-- Exercise materials start --

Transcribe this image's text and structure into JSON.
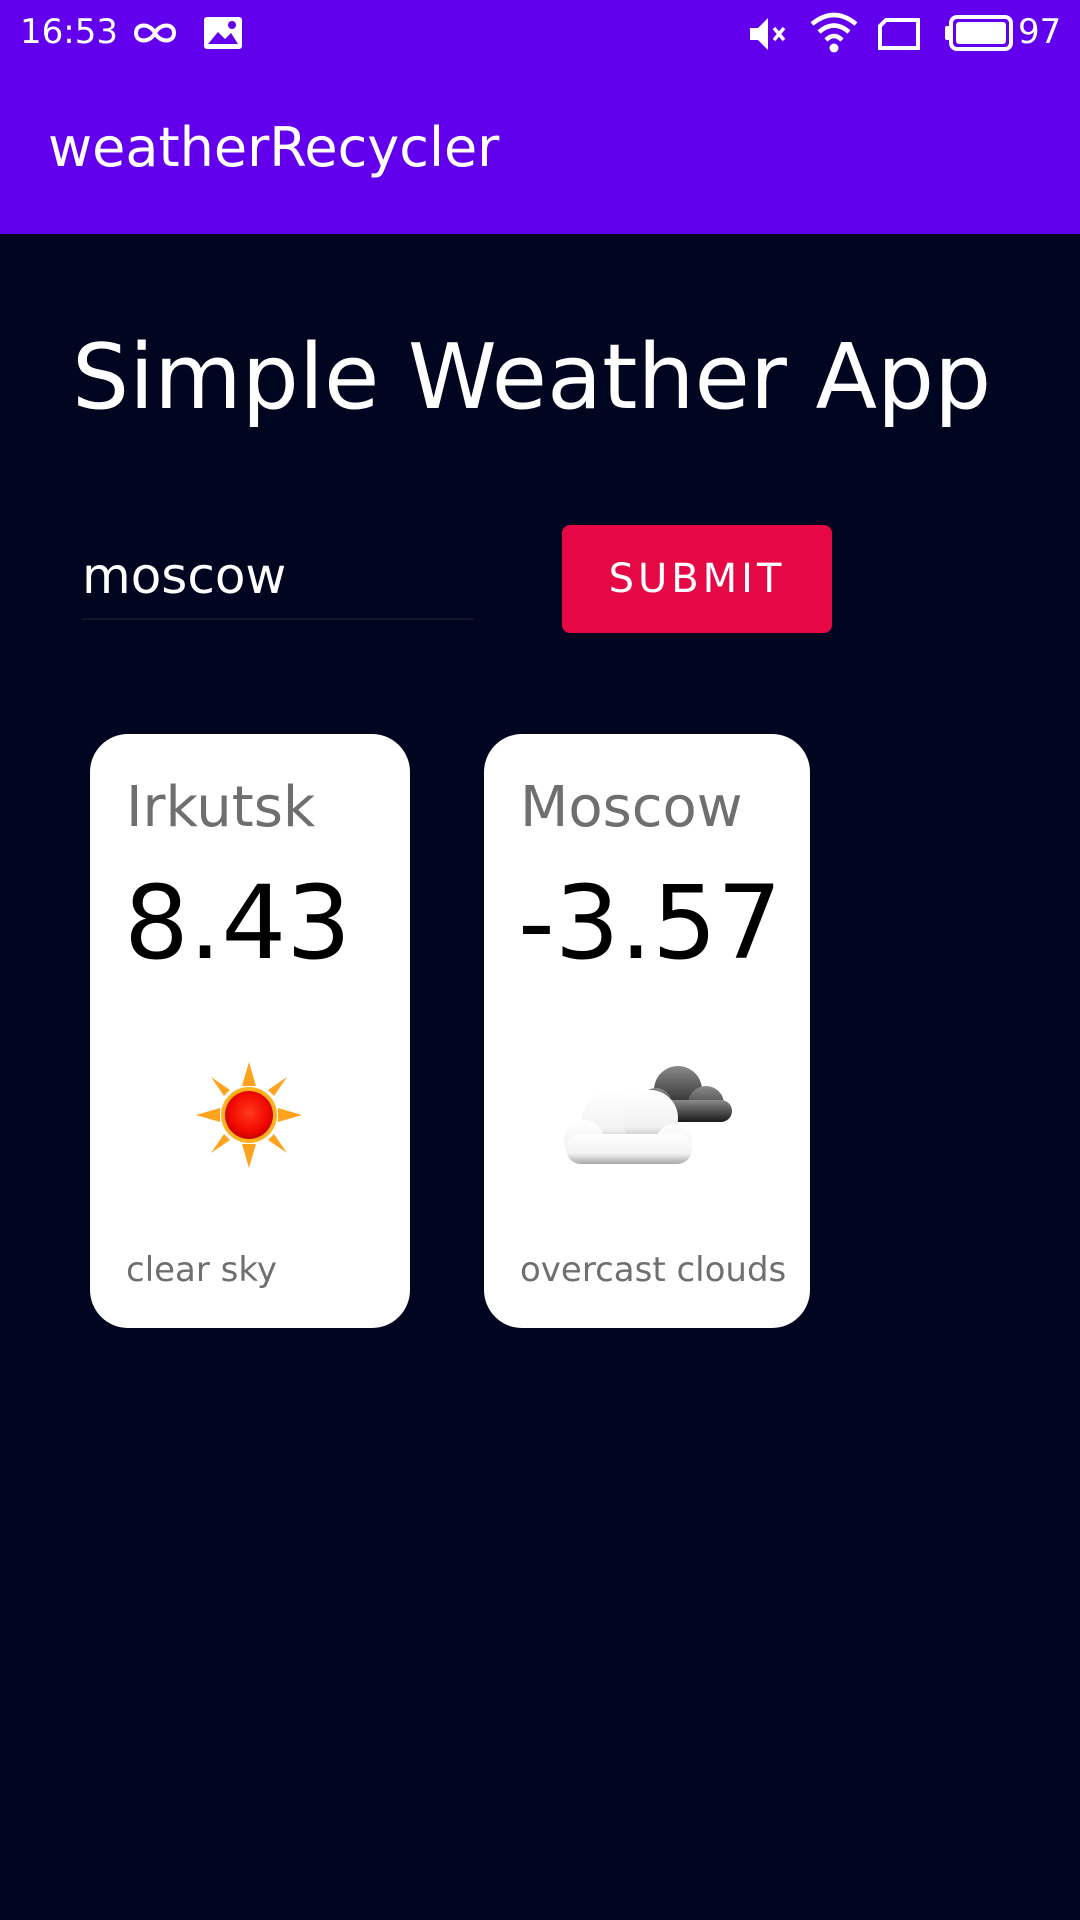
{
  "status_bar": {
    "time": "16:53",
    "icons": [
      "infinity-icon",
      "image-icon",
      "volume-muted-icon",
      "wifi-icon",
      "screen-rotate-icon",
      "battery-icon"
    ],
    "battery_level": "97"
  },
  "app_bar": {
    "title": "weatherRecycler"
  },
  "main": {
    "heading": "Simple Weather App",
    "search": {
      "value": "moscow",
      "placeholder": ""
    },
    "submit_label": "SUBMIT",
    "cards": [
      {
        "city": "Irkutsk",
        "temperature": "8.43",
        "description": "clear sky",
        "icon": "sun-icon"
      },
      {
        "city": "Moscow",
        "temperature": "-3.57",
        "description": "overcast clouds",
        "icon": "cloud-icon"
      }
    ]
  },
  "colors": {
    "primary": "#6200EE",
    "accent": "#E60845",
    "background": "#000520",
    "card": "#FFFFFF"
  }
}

-- Exercise materials end --

Problem – Quote the entries above word for word. Leave the images out.

Solution to this task –
Transcribe this image's text and structure into JSON.
{
  "status_bar": {
    "time": "16:53",
    "icons": [
      "infinity-icon",
      "image-icon",
      "volume-muted-icon",
      "wifi-icon",
      "screen-rotate-icon",
      "battery-icon"
    ],
    "battery_level": "97"
  },
  "app_bar": {
    "title": "weatherRecycler"
  },
  "main": {
    "heading": "Simple Weather App",
    "search": {
      "value": "moscow",
      "placeholder": ""
    },
    "submit_label": "SUBMIT",
    "cards": [
      {
        "city": "Irkutsk",
        "temperature": "8.43",
        "description": "clear sky",
        "icon": "sun-icon"
      },
      {
        "city": "Moscow",
        "temperature": "-3.57",
        "description": "overcast clouds",
        "icon": "cloud-icon"
      }
    ]
  },
  "colors": {
    "primary": "#6200EE",
    "accent": "#E60845",
    "background": "#000520",
    "card": "#FFFFFF"
  }
}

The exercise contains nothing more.